=== EXERCISE DIRECTIONS ===
Reproduce each line that includes the word "desired".
** begin RECORD EXCERPTS **
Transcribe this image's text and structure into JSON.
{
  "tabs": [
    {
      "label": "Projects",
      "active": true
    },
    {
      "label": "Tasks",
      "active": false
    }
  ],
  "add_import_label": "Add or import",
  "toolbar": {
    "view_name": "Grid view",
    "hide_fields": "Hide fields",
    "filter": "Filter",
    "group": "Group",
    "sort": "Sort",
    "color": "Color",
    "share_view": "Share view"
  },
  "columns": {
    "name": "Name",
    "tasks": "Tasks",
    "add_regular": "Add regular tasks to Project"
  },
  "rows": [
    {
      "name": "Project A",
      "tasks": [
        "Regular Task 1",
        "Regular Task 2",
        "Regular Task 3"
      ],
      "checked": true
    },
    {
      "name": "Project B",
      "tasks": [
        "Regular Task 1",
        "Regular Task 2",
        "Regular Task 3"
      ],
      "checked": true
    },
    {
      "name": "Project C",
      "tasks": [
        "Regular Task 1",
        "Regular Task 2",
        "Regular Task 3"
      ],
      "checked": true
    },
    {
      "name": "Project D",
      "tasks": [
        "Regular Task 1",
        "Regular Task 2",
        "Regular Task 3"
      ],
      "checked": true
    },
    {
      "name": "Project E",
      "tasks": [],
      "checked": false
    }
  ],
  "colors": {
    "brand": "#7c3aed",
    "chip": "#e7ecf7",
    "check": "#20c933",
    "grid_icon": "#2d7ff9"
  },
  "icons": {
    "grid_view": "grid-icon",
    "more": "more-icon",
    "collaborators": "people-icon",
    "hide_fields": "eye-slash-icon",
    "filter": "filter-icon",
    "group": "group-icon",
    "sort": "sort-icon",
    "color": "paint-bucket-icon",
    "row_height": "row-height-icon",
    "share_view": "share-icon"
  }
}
** end RECORD EXCERPTS **
** begin RECORD EXCERPTS **
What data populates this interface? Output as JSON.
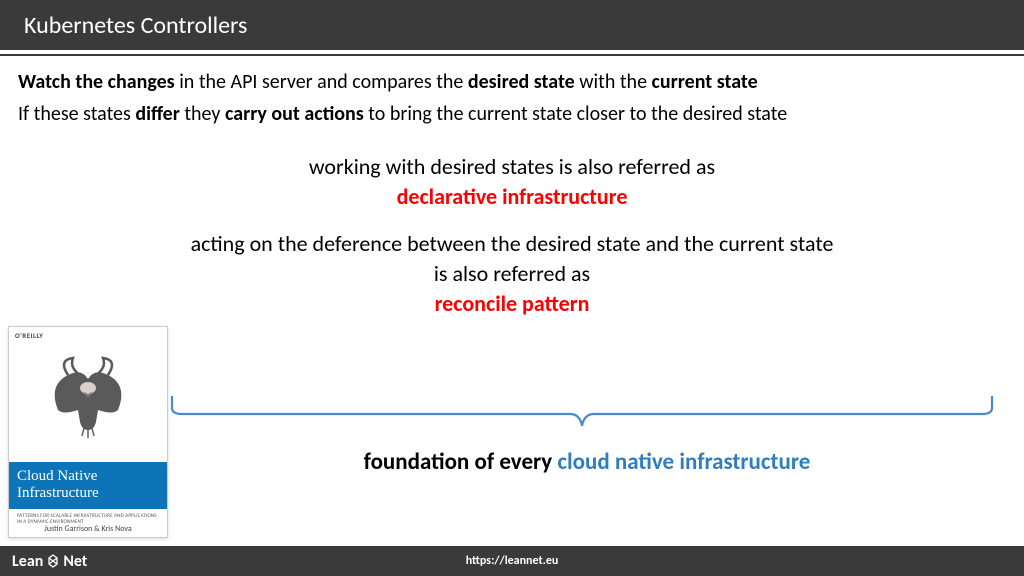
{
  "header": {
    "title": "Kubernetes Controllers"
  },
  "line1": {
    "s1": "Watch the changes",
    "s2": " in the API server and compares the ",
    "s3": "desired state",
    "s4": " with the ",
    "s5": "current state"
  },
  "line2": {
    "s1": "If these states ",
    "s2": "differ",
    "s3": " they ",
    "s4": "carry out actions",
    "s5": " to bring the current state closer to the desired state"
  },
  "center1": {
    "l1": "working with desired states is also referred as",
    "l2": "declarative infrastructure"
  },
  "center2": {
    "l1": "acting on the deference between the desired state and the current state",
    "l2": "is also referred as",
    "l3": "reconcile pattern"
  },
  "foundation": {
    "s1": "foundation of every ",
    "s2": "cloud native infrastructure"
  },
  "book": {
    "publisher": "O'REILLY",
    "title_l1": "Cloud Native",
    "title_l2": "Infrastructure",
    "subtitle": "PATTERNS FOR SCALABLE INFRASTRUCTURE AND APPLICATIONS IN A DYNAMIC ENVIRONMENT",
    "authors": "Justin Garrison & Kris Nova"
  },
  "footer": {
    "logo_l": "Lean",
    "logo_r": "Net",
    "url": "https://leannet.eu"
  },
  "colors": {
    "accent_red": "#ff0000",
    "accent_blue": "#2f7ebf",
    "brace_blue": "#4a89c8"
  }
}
** end RECORD EXCERPTS **
=== EXPECTED ANSWER ===
    "s3": "desired state",
    "s5": " to bring the current state closer to the desired state"
    "l1": "working with desired states is also referred as",
    "l1": "acting on the deference between the desired state and the current state",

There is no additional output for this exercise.